GIVEN TEXT =
+===+

The incident, which captured the nation's imagination for one day, is described by this report from the Grizzly Bear Magazine, April 1914:

4000-MILE HIKE TO NATIONAL CAPITAL

The Pacific Coast has done much to attract the attention of the world, but one of the most unique things that has been formulated here and carried out to a successful termination was the organization of a hiking party consisting of several individuals who had been cured of so-called hopeless cases of tuberculosis by a remedy manufactured in Los Angeles and who were equipped there with pack burros and started to walk to Washington, D. C., to carry a letter to the President, offering to donate to the Government the formula for this remedy, providing the Government would keep it out of the hands of charlatans and treat the deserving poor free of charge.

+===+

WHAT TO DO =
1. In the report on the hike to Washington, retype the passage that begins at the words "The Pacific Coast" and stops after the words "free of charge.".
2. According to the report on the hike to Washington, where was the tuberculosis remedy manufactured?
3. Give what follows the last sentence of the report on the hike to Washington, continuing that text from where it stops.

Source data:

+===+

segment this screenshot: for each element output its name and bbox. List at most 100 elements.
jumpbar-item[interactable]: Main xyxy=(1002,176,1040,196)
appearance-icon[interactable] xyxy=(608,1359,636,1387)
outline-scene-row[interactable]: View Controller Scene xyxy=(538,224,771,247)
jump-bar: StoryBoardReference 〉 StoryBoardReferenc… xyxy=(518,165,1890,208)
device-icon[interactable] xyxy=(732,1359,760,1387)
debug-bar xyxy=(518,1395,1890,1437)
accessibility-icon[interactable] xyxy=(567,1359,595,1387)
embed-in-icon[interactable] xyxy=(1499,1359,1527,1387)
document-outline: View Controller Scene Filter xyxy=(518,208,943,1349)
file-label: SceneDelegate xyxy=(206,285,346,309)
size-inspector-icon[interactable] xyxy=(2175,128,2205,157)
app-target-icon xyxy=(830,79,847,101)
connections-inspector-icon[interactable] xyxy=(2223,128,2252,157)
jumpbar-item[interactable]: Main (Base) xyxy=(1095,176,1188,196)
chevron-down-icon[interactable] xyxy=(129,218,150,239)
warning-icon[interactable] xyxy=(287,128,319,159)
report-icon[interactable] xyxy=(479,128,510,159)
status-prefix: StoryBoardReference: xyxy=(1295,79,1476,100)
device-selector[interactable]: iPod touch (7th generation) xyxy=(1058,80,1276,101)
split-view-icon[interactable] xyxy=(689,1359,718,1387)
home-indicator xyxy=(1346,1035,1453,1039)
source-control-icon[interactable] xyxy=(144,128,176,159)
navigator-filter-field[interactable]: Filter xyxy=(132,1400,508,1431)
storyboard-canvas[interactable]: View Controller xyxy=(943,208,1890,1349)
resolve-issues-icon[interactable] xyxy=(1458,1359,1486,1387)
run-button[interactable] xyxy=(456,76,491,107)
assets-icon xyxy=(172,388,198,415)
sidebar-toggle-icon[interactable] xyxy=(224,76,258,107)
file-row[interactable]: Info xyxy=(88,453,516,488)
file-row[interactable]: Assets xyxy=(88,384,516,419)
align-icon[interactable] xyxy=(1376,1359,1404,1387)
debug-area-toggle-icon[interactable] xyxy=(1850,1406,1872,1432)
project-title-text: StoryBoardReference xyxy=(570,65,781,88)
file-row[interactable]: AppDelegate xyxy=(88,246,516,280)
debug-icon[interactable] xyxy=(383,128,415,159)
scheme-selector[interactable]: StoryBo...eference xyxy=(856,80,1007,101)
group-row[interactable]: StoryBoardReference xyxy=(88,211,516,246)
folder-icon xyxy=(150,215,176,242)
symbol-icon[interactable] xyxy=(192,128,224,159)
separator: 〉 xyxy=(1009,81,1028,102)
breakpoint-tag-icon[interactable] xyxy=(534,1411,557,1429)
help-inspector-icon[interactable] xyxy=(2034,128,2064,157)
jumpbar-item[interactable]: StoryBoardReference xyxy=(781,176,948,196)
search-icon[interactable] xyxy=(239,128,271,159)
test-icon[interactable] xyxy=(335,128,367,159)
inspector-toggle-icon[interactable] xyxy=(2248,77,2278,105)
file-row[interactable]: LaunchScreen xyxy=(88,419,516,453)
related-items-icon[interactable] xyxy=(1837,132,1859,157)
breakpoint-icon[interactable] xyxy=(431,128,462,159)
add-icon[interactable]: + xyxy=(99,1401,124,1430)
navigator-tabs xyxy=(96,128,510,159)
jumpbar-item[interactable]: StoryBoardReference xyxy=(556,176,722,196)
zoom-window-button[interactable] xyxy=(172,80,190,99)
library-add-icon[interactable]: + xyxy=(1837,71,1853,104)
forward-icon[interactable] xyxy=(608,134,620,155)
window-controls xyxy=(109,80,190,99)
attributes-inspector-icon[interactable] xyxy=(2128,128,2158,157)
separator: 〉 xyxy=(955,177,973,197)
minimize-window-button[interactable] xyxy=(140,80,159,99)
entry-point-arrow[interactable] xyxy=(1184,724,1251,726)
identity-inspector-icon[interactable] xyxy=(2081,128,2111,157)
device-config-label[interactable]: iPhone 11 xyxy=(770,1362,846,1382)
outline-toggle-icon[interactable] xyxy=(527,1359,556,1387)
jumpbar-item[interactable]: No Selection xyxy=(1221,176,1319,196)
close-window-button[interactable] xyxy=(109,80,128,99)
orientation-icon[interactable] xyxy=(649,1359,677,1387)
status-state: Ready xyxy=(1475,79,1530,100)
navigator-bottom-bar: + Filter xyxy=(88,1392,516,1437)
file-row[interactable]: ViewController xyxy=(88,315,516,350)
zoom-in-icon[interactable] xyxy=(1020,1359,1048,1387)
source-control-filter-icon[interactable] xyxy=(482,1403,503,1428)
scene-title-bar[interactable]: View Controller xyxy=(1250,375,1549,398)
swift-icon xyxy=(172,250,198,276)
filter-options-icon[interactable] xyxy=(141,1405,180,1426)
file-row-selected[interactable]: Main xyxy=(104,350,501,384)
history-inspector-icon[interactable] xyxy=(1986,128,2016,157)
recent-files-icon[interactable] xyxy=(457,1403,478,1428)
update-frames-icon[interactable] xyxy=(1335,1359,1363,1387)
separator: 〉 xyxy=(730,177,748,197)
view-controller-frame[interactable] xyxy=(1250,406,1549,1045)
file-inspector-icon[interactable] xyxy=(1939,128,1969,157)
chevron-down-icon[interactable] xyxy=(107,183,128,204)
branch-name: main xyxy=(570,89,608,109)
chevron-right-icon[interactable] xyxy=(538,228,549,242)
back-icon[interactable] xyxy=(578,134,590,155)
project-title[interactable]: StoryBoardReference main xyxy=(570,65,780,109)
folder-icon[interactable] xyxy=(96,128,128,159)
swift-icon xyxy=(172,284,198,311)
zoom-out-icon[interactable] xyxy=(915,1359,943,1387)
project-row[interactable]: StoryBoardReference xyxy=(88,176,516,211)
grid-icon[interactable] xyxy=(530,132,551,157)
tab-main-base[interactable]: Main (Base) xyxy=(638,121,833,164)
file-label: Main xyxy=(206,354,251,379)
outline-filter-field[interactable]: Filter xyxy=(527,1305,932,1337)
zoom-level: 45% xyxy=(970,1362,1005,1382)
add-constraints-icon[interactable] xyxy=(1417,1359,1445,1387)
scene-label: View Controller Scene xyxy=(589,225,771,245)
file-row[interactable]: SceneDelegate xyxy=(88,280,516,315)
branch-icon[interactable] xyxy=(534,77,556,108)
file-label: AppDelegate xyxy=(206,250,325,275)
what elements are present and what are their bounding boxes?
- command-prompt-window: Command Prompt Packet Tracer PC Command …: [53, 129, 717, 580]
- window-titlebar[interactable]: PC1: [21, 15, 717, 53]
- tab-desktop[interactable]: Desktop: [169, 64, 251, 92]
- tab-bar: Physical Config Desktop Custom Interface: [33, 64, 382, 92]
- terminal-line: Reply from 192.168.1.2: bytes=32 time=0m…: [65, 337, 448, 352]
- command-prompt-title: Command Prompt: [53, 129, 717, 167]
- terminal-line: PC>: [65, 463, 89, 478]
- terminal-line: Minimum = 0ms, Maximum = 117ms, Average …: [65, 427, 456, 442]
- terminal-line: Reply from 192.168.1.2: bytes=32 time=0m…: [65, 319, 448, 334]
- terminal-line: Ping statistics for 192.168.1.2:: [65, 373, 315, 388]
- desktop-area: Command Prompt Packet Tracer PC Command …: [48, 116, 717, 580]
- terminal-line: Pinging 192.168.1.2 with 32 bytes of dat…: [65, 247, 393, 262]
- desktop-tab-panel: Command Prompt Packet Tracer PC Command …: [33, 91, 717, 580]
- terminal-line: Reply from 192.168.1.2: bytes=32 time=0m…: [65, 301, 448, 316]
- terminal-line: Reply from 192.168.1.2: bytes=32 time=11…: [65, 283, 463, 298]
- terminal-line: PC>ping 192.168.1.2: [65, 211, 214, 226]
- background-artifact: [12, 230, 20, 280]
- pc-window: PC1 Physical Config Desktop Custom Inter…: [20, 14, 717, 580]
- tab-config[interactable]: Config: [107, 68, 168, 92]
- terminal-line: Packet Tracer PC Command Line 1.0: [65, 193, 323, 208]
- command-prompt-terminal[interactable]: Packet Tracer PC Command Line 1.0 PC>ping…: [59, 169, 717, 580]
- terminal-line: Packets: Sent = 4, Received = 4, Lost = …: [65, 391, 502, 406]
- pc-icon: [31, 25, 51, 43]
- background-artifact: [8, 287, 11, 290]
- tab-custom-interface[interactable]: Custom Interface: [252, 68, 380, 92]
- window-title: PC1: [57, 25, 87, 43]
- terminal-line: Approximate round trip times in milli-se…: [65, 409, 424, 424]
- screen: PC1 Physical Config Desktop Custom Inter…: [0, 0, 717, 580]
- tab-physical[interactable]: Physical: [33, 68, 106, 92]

+===+

OUTPUTS BY TASK =
1.
The Pacific Coast has done much to attract the attention of the world, but one of the most unique things that has been formulated here and carried out to a successful termination was the organization of a hiking party consisting of several individuals who had been cured of so-called hopeless cases of tuberculosis by a remedy manufactured in Los Angeles and who were equipped there with pack burros and started to walk to Washington, D. C., to carry a letter to the President, offering to donate to the Government the formula for this remedy, providing the Government would keep it out of the hands of charlatans and treat the deserving poor free of charge.

2. In Los Angeles.

3.
The remedy was a quack preparation promoted and sold at least since 1911 by a convicted criminal and fraudster named Charles Aycock who posed as a doctor. He first tried peddling "Tuberclecide" in Albuquerque, then moved to Los Angeles. In February of 1915 the United States Department of Health issued a bulletin denying that they had been "investigating" this nostrum to counterattack false advertisements being published by Aycock.

In 1918 the Attorney General's office in Los Angeles tried to sue Aycock for "misbranding" (mislabelling) his products unsuccessfully, the FDA concluding Aycock had labelled his products in "good faith".

In 1927 the Postmaster General ordered the Los Angeles Post Offices to stop forwarding mail to Aycock's company on the grounds he was perpetrating a fraud and Aycock sued the postal service unsuccessfully. After the Post Office cut him off Aycock decided it was time to retire. By that time he was extremely wealthy.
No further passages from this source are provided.